Output every line below exactly.

===

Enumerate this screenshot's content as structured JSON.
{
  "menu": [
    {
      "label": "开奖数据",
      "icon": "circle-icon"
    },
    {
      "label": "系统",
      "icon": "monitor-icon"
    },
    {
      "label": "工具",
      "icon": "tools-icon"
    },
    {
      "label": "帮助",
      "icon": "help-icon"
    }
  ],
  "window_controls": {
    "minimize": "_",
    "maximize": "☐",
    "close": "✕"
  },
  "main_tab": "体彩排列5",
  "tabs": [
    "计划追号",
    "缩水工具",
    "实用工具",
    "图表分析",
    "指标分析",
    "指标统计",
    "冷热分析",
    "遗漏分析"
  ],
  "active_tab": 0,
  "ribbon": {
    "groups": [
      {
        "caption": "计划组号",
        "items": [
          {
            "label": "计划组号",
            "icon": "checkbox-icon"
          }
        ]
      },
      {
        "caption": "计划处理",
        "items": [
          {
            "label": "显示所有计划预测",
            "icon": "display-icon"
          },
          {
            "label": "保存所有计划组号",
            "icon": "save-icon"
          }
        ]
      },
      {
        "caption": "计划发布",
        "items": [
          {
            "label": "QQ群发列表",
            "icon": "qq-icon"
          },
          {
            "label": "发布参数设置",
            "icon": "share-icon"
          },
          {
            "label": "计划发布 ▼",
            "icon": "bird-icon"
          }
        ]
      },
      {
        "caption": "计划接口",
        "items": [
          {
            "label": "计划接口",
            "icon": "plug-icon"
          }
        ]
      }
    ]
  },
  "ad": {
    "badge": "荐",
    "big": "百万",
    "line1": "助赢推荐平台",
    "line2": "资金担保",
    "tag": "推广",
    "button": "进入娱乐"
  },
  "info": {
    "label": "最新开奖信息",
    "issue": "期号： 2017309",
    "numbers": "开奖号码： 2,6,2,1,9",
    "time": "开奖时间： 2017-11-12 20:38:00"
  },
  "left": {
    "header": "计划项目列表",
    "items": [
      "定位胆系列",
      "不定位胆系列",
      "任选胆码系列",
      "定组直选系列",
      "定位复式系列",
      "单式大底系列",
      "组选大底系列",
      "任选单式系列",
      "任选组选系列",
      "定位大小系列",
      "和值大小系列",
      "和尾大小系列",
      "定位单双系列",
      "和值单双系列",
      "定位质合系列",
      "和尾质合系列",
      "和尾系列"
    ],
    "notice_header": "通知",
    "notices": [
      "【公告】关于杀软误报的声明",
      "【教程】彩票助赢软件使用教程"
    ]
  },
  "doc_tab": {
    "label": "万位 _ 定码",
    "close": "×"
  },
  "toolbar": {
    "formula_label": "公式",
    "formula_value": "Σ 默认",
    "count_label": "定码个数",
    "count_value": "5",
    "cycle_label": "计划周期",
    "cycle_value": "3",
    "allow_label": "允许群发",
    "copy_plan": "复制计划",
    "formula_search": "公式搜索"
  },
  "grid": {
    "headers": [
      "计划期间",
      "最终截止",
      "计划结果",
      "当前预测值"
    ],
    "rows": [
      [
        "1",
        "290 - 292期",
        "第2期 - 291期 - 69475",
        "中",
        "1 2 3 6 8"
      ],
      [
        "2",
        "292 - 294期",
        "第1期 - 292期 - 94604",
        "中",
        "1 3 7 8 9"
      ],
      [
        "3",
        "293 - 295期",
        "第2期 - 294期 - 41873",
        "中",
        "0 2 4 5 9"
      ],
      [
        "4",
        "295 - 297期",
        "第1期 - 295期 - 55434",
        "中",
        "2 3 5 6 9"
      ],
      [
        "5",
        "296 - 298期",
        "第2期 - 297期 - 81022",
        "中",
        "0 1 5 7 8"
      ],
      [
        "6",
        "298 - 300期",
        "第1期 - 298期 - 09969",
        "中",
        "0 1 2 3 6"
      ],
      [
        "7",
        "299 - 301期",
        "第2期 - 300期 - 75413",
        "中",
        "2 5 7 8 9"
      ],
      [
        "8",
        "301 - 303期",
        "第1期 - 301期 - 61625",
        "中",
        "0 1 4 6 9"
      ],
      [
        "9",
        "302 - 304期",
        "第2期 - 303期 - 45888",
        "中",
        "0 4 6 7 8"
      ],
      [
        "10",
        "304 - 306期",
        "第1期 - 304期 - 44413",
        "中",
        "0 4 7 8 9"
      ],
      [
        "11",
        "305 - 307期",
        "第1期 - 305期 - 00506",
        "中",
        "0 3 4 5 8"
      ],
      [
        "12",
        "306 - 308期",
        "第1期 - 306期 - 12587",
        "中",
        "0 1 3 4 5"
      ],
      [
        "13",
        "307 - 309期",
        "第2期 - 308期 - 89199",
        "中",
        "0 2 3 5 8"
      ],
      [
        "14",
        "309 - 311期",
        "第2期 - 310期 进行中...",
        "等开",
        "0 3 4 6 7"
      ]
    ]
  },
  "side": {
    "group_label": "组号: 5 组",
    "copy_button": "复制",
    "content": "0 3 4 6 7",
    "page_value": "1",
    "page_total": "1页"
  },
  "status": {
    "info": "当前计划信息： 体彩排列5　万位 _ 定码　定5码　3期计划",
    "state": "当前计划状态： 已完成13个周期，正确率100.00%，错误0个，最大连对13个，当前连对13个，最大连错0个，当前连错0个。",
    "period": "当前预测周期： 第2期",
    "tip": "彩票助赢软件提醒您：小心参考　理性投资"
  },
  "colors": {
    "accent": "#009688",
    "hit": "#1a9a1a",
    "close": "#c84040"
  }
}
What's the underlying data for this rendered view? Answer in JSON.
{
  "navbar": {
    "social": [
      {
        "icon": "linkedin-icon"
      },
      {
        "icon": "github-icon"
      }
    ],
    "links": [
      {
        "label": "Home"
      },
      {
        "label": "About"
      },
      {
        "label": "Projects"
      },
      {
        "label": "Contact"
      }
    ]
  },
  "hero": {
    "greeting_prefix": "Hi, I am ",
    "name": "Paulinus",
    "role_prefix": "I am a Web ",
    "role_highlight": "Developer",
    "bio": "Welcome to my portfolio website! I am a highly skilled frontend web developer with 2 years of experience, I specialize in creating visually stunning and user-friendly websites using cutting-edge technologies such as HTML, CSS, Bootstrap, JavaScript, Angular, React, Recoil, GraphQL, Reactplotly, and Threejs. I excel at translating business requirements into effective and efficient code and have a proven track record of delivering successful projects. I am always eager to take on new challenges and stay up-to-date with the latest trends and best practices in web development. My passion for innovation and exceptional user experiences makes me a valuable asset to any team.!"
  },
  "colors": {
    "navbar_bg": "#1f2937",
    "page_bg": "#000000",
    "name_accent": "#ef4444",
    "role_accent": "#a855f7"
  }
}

===

◆ Exercise output:
Enumerate this screenshot's content as structured JSON.
{
  "menu": [
    {
      "label": "开奖数据",
      "icon": "circle-icon"
    },
    {
      "label": "系统",
      "icon": "monitor-icon"
    },
    {
      "label": "工具",
      "icon": "tools-icon"
    },
    {
      "label": "帮助",
      "icon": "help-icon"
    }
  ],
  "window_controls": {
    "minimize": "_",
    "maximize": "☐",
    "close": "✕"
  },
  "main_tab": "体彩排列5",
  "tabs": [
    "计划追号",
    "缩水工具",
    "实用工具",
    "图表分析",
    "指标分析",
    "指标统计",
    "冷热分析",
    "遗漏分析"
  ],
  "active_tab": 0,
  "ribbon": {
    "groups": [
      {
        "caption": "计划组号",
        "items": [
          {
            "label": "计划组号",
            "icon": "checkbox-icon"
          }
        ]
      },
      {
        "caption": "计划处理",
        "items": [
          {
            "label": "显示所有计划预测",
            "icon": "display-icon"
          },
          {
            "label": "保存所有计划组号",
            "icon": "save-icon"
          }
        ]
      },
      {
        "caption": "计划发布",
        "items": [
          {
            "label": "QQ群发列表",
            "icon": "qq-icon"
          },
          {
            "label": "发布参数设置",
            "icon": "share-icon"
          },
          {
            "label": "计划发布 ▼",
            "icon": "bird-icon"
          }
        ]
      },
      {
        "caption": "计划接口",
        "items": [
          {
            "label": "计划接口",
            "icon": "plug-icon"
          }
        ]
      }
    ]
  },
  "ad": {
    "badge": "荐",
    "big": "百万",
    "line1": "助赢推荐平台",
    "line2": "资金担保",
    "tag": "推广",
    "button": "进入娱乐"
  },
  "info": {
    "label": "最新开奖信息",
    "issue": "期号： 2017309",
    "numbers": "开奖号码： 2,6,2,1,9",
    "time": "开奖时间： 2017-11-12 20:38:00"
  },
  "left": {
    "header": "计划项目列表",
    "items": [
      "定位胆系列",
      "不定位胆系列",
      "任选胆码系列",
      "定组直选系列",
      "定位复式系列",
      "单式大底系列",
      "组选大底系列",
      "任选单式系列",
      "任选组选系列",
      "定位大小系列",
      "和值大小系列",
      "和尾大小系列",
      "定位单双系列",
      "和值单双系列",
      "定位质合系列",
      "和尾质合系列",
      "和尾系列"
    ],
    "notice_header": "通知",
    "notices": [
      "【公告】关于杀软误报的声明",
      "【教程】彩票助赢软件使用教程"
    ]
  },
  "doc_tab": {
    "label": "万位 _ 定码",
    "close": "×"
  },
  "toolbar": {
    "formula_label": "公式",
    "formula_value": "Σ 默认",
    "count_label": "定码个数",
    "count_value": "5",
    "cycle_label": "计划周期",
    "cycle_value": "3",
    "allow_label": "允许群发",
    "copy_plan": "复制计划",
    "formula_search": "公式搜索"
  },
  "grid": {
    "headers": [
      "计划期间",
      "最终截止",
      "计划结果",
      "当前预测值"
    ],
    "rows": [
      [
        "1",
        "290 - 292期",
        "第2期 - 291期 - 69475",
        "中",
        "1 2 3 6 8"
      ],
      [
        "2",
        "292 - 294期",
        "第1期 - 292期 - 94604",
        "中",
        "1 3 7 8 9"
      ],
      [
        "3",
        "293 - 295期",
        "第2期 - 294期 - 41873",
        "中",
        "0 2 4 5 9"
      ],
      [
        "4",
        "295 - 297期",
        "第1期 - 295期 - 55434",
        "中",
        "2 3 5 6 9"
      ],
      [
        "5",
        "296 - 298期",
        "第2期 - 297期 - 81022",
        "中",
        "0 1 5 7 8"
      ],
      [
        "6",
        "298 - 300期",
        "第1期 - 298期 - 09969",
        "中",
        "0 1 2 3 6"
      ],
      [
        "7",
        "299 - 301期",
        "第2期 - 300期 - 75413",
        "中",
        "2 5 7 8 9"
      ],
      [
        "8",
        "301 - 303期",
        "第1期 - 301期 - 61625",
        "中",
        "0 1 4 6 9"
      ],
      [
        "9",
        "302 - 304期",
        "第2期 - 303期 - 45888",
        "中",
        "0 4 6 7 8"
      ],
      [
        "10",
        "304 - 306期",
        "第1期 - 304期 - 44413",
        "中",
        "0 4 7 8 9"
      ],
      [
        "11",
        "305 - 307期",
        "第1期 - 305期 - 00506",
        "中",
        "0 3 4 5 8"
      ],
      [
        "12",
        "306 - 308期",
        "第1期 - 306期 - 12587",
        "中",
        "0 1 3 4 5"
      ],
      [
        "13",
        "307 - 309期",
        "第2期 - 308期 - 89199",
        "中",
        "0 2 3 5 8"
      ],
      [
        "14",
        "309 - 311期",
        "第2期 - 310期 进行中...",
        "等开",
        "0 3 4 6 7"
      ]
    ]
  },
  "side": {
    "group_label": "组号: 5 组",
    "copy_button": "复制",
    "content": "0 3 4 6 7",
    "page_value": "1",
    "page_total": "1页"
  },
  "status": {
    "info": "当前计划信息： 体彩排列5　万位 _ 定码　定5码　3期计划",
    "state": "当前计划状态： 已完成13个周期，正确率100.00%，错误0个，最大连对13个，当前连对13个，最大连错0个，当前连错0个。",
    "period": "当前预测周期： 第2期",
    "tip": "彩票助赢软件提醒您：小心参考　理性投资"
  },
  "colors": {
    "accent": "#009688",
    "hit": "#1a9a1a",
    "close": "#c84040"
  }
}
What's the underlying data for this rendered view? Answer in JSON.
{
  "navbar": {
    "social": [
      {
        "icon": "linkedin-icon"
      },
      {
        "icon": "github-icon"
      }
    ],
    "links": [
      {
        "label": "Home"
      },
      {
        "label": "About"
      },
      {
        "label": "Projects"
      },
      {
        "label": "Contact"
      }
    ]
  },
  "hero": {
    "greeting_prefix": "Hi, I am ",
    "name": "Paulinus",
    "role_prefix": "I am a Web ",
    "role_highlight": "Developer",
    "bio": "Welcome to my portfolio website! I am a highly skilled frontend web developer with 2 years of experience, I specialize in creating visually stunning and user-friendly websites using cutting-edge technologies such as HTML, CSS, Bootstrap, JavaScript, Angular, React, Recoil, GraphQL, Reactplotly, and Threejs. I excel at translating business requirements into effective and efficient code and have a proven track record of delivering successful projects. I am always eager to take on new challenges and stay up-to-date with the latest trends and best practices in web development. My passion for innovation and exceptional user experiences makes me a valuable asset to any team.!"
  },
  "colors": {
    "navbar_bg": "#1f2937",
    "page_bg": "#000000",
    "name_accent": "#ef4444",
    "role_accent": "#a855f7"
  }
}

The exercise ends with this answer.